Copy out each line containing "Internal" from the entries below.

Stored records
____

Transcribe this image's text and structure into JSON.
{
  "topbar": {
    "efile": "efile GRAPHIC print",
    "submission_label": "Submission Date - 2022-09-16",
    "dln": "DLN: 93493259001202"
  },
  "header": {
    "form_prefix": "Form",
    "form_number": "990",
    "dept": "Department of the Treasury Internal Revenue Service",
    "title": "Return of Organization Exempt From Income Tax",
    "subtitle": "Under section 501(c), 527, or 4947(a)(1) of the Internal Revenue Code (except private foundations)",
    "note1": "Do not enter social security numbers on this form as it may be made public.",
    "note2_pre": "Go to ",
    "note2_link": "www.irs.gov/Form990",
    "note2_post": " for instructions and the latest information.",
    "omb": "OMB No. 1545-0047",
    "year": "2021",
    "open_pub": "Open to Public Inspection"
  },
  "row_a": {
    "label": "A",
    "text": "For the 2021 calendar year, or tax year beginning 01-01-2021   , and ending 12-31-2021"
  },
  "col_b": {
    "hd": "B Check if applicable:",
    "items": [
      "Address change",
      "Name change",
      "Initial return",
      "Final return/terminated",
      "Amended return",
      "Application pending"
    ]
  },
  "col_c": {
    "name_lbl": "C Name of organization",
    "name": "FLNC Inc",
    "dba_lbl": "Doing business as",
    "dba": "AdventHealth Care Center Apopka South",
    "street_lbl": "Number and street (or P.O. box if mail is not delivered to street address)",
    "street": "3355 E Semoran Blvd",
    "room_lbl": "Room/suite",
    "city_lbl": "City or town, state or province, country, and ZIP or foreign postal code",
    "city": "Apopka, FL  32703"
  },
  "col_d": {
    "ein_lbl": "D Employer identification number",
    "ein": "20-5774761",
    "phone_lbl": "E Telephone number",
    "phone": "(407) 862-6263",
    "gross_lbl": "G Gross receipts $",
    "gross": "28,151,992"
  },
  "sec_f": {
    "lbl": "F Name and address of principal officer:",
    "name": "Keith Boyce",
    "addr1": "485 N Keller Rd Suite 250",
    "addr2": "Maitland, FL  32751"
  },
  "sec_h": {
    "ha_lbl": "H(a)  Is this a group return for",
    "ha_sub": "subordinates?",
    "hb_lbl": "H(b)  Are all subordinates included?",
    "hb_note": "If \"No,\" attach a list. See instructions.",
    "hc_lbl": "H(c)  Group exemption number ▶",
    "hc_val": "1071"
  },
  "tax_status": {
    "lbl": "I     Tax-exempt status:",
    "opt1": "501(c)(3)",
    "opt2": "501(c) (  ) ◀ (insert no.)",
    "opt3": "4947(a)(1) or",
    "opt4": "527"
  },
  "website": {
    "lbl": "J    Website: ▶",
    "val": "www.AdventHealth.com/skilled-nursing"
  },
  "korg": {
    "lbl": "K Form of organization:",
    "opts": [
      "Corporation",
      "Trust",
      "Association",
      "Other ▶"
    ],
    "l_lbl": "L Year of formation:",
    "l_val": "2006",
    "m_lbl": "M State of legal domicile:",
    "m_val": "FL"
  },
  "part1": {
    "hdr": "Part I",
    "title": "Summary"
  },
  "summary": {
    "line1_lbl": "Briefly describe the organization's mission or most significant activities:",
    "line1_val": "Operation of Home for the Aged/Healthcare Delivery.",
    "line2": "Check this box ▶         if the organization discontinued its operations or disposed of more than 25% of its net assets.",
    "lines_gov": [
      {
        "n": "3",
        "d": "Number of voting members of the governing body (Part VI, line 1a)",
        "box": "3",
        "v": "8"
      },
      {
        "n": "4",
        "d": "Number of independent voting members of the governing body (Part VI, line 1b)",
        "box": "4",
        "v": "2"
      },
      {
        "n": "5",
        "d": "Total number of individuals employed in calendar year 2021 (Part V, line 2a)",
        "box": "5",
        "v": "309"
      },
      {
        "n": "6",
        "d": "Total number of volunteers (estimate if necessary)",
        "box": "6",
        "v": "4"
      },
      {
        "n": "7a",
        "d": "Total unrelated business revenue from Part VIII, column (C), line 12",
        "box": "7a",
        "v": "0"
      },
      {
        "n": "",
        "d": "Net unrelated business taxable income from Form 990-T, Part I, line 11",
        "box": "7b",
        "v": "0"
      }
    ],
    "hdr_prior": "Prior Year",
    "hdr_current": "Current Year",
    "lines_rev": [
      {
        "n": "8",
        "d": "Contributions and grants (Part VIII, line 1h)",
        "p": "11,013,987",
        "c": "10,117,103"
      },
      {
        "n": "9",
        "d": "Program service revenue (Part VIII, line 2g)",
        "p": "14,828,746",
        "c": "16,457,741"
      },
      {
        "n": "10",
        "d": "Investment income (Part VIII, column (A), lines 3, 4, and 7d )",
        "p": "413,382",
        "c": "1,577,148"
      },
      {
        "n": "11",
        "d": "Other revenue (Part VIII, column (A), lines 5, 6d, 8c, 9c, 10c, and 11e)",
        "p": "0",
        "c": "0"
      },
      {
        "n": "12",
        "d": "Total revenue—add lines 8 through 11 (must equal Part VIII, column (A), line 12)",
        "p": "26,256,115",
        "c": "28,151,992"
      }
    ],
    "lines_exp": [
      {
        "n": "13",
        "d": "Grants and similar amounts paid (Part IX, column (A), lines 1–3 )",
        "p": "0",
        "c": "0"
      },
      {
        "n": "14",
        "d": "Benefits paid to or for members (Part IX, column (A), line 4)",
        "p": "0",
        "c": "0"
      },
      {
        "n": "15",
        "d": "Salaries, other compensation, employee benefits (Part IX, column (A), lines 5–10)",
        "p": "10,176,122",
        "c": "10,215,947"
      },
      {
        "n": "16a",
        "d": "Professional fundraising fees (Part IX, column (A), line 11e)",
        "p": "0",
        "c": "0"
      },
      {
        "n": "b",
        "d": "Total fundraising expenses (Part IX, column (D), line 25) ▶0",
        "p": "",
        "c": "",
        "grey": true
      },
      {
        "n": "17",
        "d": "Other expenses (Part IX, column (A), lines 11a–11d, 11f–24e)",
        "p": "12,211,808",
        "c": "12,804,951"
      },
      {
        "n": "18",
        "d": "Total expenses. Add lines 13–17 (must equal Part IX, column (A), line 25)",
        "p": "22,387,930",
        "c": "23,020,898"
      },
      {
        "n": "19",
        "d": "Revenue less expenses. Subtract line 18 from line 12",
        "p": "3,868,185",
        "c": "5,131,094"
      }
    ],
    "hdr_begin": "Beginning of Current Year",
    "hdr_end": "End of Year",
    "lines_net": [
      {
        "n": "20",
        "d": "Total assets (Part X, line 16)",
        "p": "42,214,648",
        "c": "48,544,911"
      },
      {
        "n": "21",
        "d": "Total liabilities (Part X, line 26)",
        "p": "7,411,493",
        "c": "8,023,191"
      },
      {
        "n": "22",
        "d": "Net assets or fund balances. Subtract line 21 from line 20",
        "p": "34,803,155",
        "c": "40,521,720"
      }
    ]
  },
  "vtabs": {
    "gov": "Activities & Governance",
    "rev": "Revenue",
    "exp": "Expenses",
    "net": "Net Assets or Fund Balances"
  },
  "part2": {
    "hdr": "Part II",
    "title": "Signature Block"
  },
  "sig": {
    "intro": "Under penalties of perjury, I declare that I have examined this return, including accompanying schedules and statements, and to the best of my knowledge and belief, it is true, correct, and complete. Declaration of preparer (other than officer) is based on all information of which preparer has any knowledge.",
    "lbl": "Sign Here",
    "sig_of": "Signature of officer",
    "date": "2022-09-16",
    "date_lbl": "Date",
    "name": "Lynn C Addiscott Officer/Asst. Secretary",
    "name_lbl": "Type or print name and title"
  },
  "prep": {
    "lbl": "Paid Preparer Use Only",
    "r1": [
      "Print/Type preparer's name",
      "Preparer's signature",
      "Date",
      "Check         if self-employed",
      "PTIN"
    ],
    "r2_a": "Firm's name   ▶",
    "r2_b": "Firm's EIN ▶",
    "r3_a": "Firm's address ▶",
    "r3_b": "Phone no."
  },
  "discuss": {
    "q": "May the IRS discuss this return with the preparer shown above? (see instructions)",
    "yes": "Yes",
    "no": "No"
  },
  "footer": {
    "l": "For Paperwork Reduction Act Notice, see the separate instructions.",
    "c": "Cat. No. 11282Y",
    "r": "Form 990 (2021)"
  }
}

____

**Final answer**
    "dept": "Department of the Treasury Internal Revenue Service",
    "subtitle": "Under section 501(c), 527, or 4947(a)(1) of the Internal Revenue Code (except private foundations)",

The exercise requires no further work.